**STATED PROBLEM**
Wherever the word "annotation" shows up in a line, please copy that line.

**ITEMS**
--- begin ---

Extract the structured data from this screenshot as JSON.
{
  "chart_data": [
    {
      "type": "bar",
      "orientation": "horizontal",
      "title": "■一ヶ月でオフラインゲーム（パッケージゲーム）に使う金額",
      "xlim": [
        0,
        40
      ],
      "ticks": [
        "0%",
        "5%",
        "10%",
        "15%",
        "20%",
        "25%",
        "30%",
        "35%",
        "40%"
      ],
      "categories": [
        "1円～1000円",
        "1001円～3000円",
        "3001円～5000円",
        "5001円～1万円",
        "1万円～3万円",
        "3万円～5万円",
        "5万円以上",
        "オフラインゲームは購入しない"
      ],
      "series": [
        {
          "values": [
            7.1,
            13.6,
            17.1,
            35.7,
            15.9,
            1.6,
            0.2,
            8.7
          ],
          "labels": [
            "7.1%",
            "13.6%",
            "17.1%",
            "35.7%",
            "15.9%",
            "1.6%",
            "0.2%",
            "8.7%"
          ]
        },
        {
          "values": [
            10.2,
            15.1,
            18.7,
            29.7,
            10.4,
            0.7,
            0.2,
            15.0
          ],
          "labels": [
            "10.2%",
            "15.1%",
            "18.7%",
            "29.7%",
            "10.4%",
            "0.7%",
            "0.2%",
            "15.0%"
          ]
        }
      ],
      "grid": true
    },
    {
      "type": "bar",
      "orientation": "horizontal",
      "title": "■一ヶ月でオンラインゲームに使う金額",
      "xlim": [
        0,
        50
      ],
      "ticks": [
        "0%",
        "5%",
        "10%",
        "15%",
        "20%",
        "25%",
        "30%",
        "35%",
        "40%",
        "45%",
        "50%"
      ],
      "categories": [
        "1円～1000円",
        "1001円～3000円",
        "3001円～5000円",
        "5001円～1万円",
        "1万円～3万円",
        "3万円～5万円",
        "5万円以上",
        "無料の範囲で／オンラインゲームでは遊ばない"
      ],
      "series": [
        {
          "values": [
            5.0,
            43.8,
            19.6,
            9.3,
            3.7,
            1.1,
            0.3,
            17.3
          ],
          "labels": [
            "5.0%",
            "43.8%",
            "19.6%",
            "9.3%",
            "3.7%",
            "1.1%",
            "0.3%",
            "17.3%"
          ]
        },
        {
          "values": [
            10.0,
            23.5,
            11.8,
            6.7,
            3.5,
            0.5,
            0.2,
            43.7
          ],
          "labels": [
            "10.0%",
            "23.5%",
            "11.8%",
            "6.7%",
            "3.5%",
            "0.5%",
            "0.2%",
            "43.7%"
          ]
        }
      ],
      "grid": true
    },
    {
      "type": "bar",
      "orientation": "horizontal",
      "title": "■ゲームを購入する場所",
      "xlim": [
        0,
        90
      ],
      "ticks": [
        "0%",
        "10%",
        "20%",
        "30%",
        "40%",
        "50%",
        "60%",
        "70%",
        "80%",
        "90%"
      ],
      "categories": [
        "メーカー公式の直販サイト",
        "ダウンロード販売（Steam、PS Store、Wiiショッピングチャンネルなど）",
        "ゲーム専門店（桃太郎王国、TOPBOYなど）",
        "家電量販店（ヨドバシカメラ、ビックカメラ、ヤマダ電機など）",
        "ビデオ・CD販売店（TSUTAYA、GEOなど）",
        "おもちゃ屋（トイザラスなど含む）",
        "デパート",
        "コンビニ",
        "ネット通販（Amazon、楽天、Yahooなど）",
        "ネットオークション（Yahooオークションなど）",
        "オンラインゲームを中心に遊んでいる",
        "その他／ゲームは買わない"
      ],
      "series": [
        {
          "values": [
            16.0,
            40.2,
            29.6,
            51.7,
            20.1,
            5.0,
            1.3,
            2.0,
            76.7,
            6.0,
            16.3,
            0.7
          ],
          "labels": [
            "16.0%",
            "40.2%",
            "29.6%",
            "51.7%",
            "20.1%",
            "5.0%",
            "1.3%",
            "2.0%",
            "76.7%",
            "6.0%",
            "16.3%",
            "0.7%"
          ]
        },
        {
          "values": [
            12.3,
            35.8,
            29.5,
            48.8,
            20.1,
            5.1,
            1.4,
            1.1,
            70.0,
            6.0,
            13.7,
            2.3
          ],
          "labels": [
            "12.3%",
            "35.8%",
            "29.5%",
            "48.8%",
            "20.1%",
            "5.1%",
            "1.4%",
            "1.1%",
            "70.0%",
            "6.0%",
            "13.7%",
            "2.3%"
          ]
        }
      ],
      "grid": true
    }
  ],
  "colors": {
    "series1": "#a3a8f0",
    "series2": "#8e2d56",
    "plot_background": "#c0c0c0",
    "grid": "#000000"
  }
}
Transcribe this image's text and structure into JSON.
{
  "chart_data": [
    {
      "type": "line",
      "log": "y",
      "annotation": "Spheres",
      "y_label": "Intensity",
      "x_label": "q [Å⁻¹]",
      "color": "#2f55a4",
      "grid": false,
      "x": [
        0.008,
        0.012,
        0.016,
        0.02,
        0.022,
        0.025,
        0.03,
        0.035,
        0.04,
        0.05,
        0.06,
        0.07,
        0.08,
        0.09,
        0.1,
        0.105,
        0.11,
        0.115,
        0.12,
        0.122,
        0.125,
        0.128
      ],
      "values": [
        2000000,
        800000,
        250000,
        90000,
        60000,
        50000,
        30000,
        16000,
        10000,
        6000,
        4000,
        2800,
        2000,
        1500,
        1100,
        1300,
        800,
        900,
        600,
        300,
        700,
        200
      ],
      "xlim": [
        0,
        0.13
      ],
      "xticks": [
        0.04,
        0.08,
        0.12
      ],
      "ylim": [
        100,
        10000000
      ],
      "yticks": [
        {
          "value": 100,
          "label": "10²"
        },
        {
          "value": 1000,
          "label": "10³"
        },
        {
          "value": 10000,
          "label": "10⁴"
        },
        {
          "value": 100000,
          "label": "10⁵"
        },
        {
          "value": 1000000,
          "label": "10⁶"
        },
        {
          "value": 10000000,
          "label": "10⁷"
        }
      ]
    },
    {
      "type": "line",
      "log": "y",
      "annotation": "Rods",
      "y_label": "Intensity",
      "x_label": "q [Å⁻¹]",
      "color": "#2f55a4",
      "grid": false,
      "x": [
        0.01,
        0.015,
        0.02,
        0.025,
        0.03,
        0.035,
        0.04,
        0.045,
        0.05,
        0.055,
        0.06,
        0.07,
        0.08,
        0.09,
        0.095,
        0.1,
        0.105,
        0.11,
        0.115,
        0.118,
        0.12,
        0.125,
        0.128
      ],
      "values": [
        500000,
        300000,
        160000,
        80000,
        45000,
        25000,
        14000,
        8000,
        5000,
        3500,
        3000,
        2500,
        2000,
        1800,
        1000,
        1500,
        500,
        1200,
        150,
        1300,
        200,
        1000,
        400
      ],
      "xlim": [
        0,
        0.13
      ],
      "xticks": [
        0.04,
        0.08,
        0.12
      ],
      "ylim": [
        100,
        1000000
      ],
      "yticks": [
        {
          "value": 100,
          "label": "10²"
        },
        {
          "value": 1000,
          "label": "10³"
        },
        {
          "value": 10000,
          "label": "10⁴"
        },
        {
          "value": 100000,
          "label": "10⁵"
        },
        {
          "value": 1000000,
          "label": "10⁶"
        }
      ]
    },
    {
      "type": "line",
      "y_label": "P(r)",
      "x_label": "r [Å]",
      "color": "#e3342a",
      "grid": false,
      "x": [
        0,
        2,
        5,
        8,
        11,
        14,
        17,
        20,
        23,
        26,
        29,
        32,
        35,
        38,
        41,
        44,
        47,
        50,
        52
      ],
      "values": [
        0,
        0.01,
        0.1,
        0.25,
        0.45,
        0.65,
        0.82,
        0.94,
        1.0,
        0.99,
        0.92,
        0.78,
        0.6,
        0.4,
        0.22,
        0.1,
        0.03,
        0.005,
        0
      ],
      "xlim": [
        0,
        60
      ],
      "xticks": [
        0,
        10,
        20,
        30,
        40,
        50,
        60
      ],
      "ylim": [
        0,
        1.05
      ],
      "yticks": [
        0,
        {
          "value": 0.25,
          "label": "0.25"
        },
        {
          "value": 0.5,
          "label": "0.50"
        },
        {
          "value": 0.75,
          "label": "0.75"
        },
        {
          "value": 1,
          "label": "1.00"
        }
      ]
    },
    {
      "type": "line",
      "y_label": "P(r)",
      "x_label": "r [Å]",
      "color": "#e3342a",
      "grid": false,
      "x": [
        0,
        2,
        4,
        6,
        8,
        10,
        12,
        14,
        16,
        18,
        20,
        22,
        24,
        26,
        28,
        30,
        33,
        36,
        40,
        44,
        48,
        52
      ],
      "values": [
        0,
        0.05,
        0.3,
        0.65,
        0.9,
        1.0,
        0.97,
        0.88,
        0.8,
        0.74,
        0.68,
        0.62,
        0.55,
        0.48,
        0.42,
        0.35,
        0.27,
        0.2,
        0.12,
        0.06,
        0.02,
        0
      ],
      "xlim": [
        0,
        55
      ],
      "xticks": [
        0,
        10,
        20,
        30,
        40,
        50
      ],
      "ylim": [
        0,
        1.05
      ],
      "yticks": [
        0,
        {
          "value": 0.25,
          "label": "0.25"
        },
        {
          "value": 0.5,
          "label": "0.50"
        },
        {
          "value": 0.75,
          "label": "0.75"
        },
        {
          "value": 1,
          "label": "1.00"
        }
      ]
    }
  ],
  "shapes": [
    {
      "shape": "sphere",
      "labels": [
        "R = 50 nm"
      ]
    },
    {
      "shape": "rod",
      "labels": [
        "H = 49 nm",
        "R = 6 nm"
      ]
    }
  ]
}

--- end ---

**FULL RESPONSE**
      "annotation": "Spheres",
      "annotation": "Rods",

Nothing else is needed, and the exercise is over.